● THE REQUEST:
Please rewrite the material from its start through the line containing "List 23 of the", replacing "interactable" with "clickable" and changing nothing else. Leave the pictures out of your answer.

(Records from a data source)
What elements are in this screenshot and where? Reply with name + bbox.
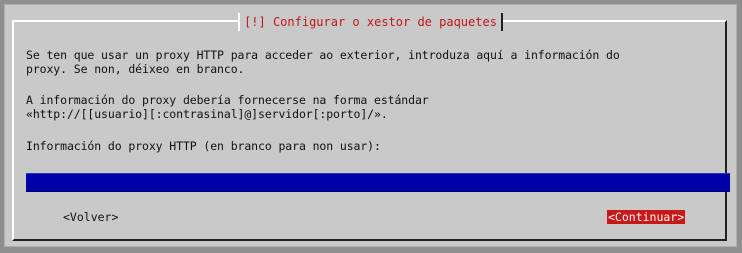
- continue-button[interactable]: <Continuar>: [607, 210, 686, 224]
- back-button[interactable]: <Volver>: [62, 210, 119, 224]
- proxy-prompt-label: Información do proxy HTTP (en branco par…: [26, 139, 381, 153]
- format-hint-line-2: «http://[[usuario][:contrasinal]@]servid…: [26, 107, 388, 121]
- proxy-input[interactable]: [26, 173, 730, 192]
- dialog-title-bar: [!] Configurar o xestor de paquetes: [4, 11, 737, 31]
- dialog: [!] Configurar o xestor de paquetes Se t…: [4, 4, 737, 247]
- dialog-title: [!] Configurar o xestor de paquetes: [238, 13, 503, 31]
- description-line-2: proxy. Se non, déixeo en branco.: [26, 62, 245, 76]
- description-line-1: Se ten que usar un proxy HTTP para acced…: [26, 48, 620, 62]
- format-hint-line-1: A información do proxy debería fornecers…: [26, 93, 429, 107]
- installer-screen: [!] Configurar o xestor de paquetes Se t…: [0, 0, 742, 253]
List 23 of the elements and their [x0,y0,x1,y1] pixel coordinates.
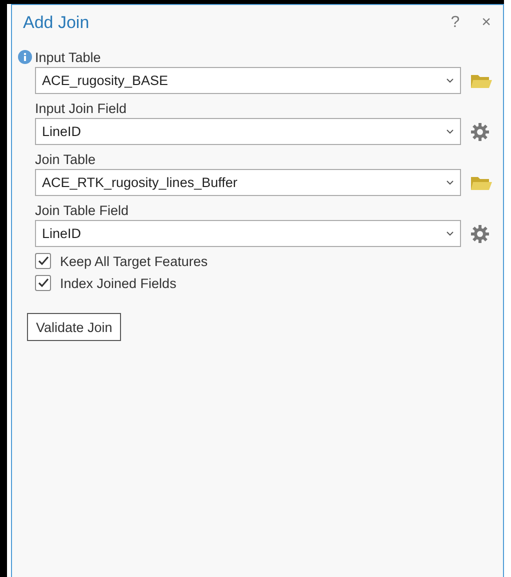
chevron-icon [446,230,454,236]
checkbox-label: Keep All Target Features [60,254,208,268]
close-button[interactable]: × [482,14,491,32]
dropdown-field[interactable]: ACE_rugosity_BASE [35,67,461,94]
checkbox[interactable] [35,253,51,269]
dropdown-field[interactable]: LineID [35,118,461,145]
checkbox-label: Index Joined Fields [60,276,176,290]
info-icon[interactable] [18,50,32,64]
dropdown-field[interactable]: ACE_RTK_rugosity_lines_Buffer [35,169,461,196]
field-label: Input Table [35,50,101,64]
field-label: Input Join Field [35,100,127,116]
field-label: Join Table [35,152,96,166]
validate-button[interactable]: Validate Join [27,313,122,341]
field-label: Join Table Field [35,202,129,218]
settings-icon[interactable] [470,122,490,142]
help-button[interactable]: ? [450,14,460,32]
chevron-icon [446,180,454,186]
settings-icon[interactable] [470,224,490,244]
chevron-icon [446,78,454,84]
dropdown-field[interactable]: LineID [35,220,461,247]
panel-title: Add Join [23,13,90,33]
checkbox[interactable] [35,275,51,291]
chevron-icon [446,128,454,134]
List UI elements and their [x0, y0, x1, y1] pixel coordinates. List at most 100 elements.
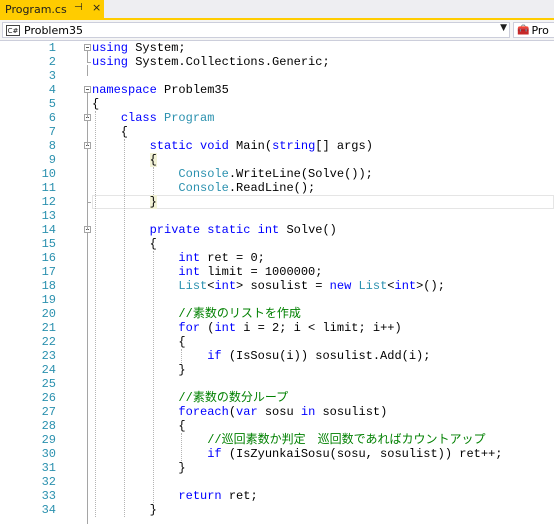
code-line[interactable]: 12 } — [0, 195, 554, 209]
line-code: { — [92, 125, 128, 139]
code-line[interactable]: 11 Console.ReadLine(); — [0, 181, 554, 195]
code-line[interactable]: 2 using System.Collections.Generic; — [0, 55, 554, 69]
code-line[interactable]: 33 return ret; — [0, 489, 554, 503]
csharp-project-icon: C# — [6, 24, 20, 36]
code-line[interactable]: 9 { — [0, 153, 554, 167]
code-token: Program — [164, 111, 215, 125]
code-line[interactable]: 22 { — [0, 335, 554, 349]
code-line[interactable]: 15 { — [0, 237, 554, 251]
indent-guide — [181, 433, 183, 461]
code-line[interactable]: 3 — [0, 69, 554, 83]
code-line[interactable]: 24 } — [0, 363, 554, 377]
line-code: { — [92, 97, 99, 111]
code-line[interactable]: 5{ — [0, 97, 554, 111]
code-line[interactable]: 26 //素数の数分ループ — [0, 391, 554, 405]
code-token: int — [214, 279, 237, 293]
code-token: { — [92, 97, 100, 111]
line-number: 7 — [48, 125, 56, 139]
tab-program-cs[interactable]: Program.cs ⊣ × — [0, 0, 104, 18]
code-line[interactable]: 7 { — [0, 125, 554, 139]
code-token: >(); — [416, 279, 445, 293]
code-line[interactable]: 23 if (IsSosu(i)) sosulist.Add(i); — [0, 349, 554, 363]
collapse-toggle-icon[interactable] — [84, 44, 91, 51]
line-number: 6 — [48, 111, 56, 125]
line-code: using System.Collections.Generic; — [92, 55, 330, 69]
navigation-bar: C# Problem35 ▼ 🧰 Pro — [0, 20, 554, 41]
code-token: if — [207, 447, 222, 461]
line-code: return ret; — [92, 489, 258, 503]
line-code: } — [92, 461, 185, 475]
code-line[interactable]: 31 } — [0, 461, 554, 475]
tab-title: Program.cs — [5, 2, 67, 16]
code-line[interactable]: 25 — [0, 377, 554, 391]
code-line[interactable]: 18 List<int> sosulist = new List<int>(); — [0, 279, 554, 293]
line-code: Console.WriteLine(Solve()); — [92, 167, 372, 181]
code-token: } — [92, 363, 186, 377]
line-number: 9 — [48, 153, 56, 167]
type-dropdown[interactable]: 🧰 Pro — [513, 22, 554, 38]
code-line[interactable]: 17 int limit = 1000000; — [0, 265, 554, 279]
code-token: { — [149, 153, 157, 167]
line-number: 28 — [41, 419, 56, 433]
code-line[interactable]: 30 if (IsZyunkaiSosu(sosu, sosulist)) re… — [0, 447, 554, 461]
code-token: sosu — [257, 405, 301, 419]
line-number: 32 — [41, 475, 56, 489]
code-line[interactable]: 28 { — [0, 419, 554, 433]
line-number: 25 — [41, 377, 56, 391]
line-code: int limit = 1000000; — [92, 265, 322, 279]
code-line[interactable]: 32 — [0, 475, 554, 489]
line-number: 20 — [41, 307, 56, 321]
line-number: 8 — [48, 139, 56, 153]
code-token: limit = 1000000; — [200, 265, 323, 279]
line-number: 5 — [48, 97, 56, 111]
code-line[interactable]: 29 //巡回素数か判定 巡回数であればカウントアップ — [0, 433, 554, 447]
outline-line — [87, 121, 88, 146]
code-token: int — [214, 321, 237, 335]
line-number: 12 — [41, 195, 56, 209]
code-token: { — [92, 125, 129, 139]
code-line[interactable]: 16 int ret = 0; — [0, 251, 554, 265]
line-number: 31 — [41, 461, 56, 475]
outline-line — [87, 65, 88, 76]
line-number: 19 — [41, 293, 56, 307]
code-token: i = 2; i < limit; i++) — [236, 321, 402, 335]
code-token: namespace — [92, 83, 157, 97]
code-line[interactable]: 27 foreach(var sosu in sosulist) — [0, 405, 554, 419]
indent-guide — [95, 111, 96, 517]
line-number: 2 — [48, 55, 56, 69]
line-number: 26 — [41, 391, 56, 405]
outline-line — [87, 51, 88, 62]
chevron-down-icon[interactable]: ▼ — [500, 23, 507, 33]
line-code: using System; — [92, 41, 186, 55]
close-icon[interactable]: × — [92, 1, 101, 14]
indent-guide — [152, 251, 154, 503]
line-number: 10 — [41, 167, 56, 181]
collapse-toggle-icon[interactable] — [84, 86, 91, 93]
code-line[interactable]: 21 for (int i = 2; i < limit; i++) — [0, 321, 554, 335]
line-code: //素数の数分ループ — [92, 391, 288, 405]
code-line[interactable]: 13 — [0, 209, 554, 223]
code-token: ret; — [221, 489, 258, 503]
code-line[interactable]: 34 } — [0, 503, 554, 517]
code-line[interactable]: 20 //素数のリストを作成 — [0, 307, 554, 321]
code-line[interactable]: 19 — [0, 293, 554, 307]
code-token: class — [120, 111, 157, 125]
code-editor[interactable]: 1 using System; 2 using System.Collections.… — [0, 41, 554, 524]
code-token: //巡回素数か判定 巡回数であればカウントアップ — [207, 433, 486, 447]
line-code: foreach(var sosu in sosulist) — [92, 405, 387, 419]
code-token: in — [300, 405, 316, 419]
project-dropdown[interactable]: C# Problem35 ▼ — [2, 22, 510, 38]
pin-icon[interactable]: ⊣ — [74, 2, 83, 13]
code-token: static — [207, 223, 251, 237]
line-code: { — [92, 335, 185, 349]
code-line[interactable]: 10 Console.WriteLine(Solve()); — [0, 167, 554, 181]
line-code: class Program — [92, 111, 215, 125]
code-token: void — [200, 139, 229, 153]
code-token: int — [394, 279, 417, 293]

● OUTPUT:
What elements are in this screenshot and where? Reply with name + bbox.
- continue-button[clickable]: <Continuar>: [607, 210, 686, 224]
- back-button[clickable]: <Volver>: [62, 210, 119, 224]
- proxy-prompt-label: Información do proxy HTTP (en branco par…: [26, 139, 381, 153]
- format-hint-line-2: «http://[[usuario][:contrasinal]@]servid…: [26, 107, 388, 121]
- proxy-input[clickable]: [26, 173, 730, 192]
- dialog-title-bar: [!] Configurar o xestor de paquetes: [4, 11, 737, 31]
- dialog: [!] Configurar o xestor de paquetes Se t…: [4, 4, 737, 247]
- dialog-title: [!] Configurar o xestor de paquetes: [238, 13, 503, 31]
- description-line-2: proxy. Se non, déixeo en branco.: [26, 62, 245, 76]
- description-line-1: Se ten que usar un proxy HTTP para acced…: [26, 48, 620, 62]
- format-hint-line-1: A información do proxy debería fornecers…: [26, 93, 429, 107]
- installer-screen: [!] Configurar o xestor de paquetes Se t…: [0, 0, 742, 253]
List 23 of the elements and their [x0,y0,x1,y1] pixel coordinates.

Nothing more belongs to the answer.